● TASK DIRECTIONS: In the forum thread below about counting Kafka messages stored in Delta Lake, repeat word for word the passage that begins at "I am fetching" and stops after "day(or duration) ?".

● TEXT SHOWN:

= = = = =

4

I am fetching data from Kafka topics and storing them in Deltalake(parquet) format. I wish to find the number of messages fetched in particular day.

My thought process: I thought to read the directory where the data is stored in parquet format using spark and apply count on the files with ".parquet" for a particular day. This returns a count but I am not really sure if that's the correct way.

Is this way correct ? Are there any other ways to count the number of messages fetched from a Kafka topic for a particular day(or duration) ?

Pankaj Mishra
  • 151
  • 2
  • 10

3 Answers3

0

You can make use of the "time travel" capabilities that Delta Lake offers.

In your case you can do

// define location of delta table
val deltaPath = "file:///tmp/delta/table"

// travel back in time to the start and end of the day using the option 'timestampAsOf'
val countStart = spark.read.format("delta").option("timestampAsOf", "2021-04-19 00:00:00").load(deltaPath).count()
val countEnd = spark.read.format("delta").option("timestampAsOf", "2021-04-19 23:59:59").load(deltaPath).count()

= = = = =

● LISTED RECORDS:
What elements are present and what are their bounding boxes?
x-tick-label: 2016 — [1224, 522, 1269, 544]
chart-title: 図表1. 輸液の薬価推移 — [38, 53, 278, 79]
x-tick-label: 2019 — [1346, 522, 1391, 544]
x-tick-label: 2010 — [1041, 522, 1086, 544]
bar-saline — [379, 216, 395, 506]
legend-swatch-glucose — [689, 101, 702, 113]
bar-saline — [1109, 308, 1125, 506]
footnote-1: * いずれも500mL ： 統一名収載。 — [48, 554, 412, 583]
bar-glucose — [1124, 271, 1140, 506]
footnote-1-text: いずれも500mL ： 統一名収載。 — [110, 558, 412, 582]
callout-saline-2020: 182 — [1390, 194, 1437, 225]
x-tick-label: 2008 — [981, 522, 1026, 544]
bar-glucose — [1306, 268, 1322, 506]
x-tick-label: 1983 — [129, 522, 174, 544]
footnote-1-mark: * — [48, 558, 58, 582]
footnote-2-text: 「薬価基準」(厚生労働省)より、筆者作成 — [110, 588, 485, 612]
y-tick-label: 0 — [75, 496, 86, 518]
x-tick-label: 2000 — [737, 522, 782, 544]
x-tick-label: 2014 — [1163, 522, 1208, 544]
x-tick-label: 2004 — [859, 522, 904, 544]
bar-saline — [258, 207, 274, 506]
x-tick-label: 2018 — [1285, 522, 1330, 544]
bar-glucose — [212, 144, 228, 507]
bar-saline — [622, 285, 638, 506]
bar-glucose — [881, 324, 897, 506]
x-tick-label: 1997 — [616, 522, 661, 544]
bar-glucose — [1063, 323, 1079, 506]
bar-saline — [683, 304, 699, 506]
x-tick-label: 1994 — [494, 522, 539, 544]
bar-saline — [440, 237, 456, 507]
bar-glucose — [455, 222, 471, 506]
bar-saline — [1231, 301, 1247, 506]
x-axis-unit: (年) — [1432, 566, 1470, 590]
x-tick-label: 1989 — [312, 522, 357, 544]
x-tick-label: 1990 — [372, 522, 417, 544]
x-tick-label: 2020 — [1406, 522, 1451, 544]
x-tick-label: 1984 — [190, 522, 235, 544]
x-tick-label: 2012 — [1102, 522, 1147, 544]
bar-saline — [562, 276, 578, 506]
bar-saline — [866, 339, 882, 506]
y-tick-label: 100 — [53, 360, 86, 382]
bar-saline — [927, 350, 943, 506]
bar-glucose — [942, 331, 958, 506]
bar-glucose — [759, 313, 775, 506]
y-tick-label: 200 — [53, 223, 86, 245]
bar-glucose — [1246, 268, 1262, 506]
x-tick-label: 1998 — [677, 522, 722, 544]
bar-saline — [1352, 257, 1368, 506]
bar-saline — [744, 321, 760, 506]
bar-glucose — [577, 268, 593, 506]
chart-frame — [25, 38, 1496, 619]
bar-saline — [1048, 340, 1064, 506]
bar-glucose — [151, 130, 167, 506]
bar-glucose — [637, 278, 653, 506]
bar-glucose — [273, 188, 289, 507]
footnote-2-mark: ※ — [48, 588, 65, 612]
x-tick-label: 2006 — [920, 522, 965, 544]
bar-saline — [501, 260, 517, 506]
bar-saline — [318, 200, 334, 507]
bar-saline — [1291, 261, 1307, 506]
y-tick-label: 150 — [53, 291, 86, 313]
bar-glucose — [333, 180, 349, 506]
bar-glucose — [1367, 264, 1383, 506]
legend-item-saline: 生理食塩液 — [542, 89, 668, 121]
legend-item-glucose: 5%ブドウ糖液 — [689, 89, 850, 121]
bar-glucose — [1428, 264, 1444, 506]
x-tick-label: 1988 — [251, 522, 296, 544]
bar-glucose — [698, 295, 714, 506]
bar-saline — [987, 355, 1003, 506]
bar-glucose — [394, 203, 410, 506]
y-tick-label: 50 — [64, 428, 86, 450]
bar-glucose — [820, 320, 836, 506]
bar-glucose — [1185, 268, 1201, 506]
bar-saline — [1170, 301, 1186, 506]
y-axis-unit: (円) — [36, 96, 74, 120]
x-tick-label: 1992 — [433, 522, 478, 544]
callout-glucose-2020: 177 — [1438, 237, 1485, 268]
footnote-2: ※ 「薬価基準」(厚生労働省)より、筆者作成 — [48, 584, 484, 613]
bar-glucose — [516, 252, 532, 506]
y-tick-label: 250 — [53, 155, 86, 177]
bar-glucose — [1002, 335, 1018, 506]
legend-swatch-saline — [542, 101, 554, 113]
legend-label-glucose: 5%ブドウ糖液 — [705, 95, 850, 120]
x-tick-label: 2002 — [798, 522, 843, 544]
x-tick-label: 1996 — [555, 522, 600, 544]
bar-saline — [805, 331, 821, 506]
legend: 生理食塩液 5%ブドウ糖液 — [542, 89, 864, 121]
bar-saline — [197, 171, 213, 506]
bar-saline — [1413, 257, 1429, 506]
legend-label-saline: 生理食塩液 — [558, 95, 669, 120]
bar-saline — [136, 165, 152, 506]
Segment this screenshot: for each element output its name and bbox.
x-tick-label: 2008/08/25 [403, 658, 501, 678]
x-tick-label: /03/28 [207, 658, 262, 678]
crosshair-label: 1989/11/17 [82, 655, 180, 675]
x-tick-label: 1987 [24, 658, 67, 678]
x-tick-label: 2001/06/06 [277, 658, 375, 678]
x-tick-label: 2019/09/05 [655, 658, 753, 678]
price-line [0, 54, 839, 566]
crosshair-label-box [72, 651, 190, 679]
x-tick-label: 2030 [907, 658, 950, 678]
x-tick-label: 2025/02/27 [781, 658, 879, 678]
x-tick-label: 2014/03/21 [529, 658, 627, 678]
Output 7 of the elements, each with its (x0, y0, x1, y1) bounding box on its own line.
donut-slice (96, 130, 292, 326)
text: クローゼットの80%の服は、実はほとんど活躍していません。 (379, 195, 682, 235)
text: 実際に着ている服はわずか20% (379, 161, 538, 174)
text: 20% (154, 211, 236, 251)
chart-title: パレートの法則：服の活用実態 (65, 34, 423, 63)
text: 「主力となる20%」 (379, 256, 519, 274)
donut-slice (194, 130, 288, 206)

= = = = =

● RESULT OF THE EXERCISE:
I am fetching data from Kafka topics and storing them in Deltalake(parquet) format. I wish to find the number of messages fetched in particular day.

My thought process: I thought to read the directory where the data is stored in parquet format using spark and apply count on the files with ".parquet" for a particular day. This returns a count but I am not really sure if that's the correct way.

Is this way correct ? Are there any other ways to count the number of messages fetched from a Kafka topic for a particular day(or duration) ?